Given request: Give the material again in full, matching it exactly.

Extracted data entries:

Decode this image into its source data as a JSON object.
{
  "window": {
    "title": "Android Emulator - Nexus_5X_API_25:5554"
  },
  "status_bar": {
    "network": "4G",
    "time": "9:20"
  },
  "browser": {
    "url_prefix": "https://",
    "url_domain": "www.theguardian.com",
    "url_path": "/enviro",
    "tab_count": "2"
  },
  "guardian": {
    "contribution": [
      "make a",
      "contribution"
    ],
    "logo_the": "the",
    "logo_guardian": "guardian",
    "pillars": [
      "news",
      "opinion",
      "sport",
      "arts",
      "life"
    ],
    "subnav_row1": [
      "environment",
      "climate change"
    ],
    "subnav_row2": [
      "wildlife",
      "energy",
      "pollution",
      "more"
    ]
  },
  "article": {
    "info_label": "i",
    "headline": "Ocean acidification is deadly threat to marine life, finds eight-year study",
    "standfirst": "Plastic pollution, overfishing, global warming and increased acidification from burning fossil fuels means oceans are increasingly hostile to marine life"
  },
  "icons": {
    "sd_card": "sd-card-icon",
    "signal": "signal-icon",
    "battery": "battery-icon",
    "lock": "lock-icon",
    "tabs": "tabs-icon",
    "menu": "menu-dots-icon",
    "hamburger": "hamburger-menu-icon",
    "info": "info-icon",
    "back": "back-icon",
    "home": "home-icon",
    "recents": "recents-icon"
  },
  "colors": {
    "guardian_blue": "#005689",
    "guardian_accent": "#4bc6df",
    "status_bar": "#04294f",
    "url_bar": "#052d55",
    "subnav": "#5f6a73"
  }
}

Output for this task:
Decode this image into its source data as a JSON object.
{
  "window": {
    "title": "Android Emulator - Nexus_5X_API_25:5554"
  },
  "status_bar": {
    "network": "4G",
    "time": "9:20"
  },
  "browser": {
    "url_prefix": "https://",
    "url_domain": "www.theguardian.com",
    "url_path": "/enviro",
    "tab_count": "2"
  },
  "guardian": {
    "contribution": [
      "make a",
      "contribution"
    ],
    "logo_the": "the",
    "logo_guardian": "guardian",
    "pillars": [
      "news",
      "opinion",
      "sport",
      "arts",
      "life"
    ],
    "subnav_row1": [
      "environment",
      "climate change"
    ],
    "subnav_row2": [
      "wildlife",
      "energy",
      "pollution",
      "more"
    ]
  },
  "article": {
    "info_label": "i",
    "headline": "Ocean acidification is deadly threat to marine life, finds eight-year study",
    "standfirst": "Plastic pollution, overfishing, global warming and increased acidification from burning fossil fuels means oceans are increasingly hostile to marine life"
  },
  "icons": {
    "sd_card": "sd-card-icon",
    "signal": "signal-icon",
    "battery": "battery-icon",
    "lock": "lock-icon",
    "tabs": "tabs-icon",
    "menu": "menu-dots-icon",
    "hamburger": "hamburger-menu-icon",
    "info": "info-icon",
    "back": "back-icon",
    "home": "home-icon",
    "recents": "recents-icon"
  },
  "colors": {
    "guardian_blue": "#005689",
    "guardian_accent": "#4bc6df",
    "status_bar": "#04294f",
    "url_bar": "#052d55",
    "subnav": "#5f6a73"
  }
}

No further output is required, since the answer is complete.